Aim of the task
Across the entries below, how many lines contain the word "MATCH"? Give the number alone.

Dataset rows
>>>>>

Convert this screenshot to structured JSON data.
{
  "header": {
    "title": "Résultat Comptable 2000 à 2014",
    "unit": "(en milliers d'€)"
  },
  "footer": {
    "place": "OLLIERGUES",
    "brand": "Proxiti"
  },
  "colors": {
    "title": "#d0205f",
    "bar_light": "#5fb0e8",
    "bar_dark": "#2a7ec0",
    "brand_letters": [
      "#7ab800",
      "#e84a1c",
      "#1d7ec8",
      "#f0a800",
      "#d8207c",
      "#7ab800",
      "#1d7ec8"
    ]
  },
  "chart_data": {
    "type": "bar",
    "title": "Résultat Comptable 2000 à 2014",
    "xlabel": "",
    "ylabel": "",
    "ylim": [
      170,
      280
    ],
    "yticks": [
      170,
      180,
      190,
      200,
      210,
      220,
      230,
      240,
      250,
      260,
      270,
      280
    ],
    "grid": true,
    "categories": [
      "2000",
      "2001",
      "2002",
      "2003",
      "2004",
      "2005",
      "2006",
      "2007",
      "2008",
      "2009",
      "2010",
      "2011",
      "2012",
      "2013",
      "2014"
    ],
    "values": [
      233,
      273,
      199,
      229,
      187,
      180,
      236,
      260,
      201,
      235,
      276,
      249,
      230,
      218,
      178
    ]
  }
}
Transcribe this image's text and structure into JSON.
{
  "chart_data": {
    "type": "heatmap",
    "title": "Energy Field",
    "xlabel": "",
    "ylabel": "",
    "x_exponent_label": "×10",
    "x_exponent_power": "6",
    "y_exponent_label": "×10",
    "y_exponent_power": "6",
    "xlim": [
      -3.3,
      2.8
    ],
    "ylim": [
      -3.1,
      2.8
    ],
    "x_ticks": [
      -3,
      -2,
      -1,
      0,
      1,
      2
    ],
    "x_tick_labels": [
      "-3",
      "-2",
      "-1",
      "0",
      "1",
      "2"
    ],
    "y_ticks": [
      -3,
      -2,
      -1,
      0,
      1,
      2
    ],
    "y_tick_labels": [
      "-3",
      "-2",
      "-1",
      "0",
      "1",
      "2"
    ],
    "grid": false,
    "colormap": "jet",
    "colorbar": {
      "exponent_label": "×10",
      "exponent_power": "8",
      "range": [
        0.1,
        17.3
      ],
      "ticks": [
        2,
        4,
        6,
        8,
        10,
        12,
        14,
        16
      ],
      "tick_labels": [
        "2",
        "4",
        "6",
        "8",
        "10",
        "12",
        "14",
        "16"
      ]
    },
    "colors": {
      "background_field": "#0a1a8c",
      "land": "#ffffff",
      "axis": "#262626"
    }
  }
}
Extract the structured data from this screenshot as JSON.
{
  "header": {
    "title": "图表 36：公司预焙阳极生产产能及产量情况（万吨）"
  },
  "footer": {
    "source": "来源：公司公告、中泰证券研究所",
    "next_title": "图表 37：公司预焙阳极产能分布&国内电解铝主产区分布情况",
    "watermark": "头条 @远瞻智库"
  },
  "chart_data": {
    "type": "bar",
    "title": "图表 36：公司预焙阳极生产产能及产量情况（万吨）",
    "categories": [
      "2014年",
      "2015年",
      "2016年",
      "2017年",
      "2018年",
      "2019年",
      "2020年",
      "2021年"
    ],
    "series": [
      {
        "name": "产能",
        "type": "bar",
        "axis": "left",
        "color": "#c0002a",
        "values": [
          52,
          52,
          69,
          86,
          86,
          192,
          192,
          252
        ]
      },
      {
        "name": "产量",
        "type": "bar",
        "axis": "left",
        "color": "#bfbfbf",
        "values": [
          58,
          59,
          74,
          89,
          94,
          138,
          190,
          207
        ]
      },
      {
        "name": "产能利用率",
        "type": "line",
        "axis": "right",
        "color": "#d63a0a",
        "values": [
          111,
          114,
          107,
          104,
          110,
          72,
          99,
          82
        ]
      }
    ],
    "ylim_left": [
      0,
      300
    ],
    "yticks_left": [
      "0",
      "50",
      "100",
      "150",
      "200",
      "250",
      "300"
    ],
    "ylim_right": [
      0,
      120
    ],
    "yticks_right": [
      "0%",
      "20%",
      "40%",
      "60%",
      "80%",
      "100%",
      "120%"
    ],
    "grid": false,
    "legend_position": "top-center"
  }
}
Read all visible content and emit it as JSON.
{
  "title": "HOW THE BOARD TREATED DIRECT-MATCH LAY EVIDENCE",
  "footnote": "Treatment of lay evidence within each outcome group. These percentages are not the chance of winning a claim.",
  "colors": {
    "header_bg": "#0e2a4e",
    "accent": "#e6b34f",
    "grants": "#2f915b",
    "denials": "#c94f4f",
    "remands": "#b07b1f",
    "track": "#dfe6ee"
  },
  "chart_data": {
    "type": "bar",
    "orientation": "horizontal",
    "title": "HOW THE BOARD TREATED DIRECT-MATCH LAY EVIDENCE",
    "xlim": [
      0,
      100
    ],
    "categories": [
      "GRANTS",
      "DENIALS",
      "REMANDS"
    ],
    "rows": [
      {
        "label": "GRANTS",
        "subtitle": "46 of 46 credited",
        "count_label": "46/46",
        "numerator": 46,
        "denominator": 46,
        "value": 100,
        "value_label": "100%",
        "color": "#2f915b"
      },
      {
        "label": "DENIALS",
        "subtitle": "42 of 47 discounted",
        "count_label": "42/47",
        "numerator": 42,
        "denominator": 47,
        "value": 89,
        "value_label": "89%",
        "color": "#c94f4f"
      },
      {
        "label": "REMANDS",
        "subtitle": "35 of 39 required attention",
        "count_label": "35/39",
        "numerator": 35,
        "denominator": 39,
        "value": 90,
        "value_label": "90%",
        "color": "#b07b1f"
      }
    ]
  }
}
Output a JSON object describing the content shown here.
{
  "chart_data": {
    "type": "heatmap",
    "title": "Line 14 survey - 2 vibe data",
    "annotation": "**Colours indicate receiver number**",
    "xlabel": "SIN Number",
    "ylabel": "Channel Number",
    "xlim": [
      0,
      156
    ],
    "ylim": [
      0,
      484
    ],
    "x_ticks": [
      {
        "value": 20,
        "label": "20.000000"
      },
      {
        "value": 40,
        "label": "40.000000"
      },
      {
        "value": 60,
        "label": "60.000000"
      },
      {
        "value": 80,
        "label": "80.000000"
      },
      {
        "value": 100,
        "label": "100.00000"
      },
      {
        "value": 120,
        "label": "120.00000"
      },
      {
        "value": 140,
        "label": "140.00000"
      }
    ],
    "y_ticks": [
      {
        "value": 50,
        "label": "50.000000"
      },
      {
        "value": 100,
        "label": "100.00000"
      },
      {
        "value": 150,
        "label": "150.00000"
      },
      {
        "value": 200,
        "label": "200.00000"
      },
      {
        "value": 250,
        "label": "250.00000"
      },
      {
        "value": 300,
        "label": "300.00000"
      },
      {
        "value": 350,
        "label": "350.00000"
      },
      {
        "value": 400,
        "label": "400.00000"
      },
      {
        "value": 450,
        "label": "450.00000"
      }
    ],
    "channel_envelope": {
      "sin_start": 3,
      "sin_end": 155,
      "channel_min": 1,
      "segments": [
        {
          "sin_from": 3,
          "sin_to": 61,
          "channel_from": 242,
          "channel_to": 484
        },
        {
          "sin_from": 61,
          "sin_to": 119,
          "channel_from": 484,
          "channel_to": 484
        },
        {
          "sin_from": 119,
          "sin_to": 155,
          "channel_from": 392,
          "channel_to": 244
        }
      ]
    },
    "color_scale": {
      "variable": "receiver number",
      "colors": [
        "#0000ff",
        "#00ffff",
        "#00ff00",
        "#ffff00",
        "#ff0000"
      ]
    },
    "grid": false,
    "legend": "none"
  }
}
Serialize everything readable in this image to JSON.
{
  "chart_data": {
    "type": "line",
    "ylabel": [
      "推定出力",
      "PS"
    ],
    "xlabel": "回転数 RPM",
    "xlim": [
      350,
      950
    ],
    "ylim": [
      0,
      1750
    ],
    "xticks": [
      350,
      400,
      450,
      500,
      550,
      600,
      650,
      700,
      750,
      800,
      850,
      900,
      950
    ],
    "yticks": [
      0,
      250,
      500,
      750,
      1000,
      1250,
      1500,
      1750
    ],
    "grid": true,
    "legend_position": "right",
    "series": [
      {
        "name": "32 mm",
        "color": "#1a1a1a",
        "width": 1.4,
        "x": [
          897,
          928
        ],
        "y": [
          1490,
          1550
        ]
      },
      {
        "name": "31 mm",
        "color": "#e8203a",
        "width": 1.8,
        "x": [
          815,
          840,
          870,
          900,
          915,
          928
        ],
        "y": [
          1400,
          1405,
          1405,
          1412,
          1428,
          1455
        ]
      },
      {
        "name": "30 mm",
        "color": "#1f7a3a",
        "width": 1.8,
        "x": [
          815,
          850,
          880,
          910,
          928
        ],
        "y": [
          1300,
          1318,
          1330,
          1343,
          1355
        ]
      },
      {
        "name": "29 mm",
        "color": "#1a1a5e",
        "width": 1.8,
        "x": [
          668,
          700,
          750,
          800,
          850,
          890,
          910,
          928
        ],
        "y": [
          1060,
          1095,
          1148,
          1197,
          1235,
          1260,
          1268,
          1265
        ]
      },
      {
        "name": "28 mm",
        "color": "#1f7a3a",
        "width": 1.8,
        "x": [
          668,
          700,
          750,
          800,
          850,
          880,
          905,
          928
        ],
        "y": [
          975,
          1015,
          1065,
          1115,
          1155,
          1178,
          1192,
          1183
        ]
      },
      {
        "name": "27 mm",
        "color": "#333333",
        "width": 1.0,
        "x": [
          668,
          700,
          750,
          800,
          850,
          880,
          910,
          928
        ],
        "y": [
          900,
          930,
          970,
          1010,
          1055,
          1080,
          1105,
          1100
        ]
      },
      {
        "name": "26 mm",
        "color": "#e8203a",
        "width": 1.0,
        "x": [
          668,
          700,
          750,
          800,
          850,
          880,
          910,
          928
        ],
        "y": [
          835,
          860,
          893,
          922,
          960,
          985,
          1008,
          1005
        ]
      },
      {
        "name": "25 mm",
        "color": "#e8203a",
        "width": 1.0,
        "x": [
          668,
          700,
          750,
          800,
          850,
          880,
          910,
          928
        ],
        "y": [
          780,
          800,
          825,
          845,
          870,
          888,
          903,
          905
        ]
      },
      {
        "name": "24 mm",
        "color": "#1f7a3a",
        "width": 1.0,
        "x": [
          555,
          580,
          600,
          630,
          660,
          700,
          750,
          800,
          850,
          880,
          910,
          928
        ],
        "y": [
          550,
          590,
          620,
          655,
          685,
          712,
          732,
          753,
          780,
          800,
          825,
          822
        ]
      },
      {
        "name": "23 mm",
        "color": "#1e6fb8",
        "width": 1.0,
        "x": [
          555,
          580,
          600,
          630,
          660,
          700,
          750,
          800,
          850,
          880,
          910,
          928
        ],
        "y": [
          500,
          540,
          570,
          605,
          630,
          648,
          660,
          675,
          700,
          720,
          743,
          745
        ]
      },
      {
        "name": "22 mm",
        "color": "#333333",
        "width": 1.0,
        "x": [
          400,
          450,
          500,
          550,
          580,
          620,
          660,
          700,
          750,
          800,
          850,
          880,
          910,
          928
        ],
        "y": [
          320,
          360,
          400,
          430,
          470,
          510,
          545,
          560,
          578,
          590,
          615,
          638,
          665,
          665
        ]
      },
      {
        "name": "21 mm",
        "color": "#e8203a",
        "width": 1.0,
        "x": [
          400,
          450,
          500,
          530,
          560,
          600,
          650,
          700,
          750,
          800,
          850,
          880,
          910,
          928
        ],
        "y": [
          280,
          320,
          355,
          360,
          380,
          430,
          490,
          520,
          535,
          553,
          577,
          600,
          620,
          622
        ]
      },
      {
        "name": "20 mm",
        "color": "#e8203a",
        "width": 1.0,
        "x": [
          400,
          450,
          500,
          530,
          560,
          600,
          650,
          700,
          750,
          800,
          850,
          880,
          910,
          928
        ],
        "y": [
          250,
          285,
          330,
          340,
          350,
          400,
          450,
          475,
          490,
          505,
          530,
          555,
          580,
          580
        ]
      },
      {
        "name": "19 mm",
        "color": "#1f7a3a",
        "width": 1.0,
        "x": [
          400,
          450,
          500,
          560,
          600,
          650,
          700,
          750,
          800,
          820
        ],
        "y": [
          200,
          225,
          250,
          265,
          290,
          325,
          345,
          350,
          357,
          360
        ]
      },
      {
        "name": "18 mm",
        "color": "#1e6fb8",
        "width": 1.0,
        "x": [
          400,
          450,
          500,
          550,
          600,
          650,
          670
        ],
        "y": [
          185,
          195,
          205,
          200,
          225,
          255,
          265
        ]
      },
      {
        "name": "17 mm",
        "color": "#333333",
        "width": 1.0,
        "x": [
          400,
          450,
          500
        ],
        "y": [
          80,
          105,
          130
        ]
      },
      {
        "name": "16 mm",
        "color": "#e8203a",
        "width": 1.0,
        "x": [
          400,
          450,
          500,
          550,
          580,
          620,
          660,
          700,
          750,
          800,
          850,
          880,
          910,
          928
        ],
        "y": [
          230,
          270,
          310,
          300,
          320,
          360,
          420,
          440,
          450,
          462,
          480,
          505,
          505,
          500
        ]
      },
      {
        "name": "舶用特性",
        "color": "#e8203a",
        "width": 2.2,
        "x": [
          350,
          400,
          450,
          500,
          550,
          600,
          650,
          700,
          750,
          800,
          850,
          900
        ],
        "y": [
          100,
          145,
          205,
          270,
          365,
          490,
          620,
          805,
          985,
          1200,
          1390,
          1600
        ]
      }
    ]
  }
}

<<<<<

Answer to this exercise
2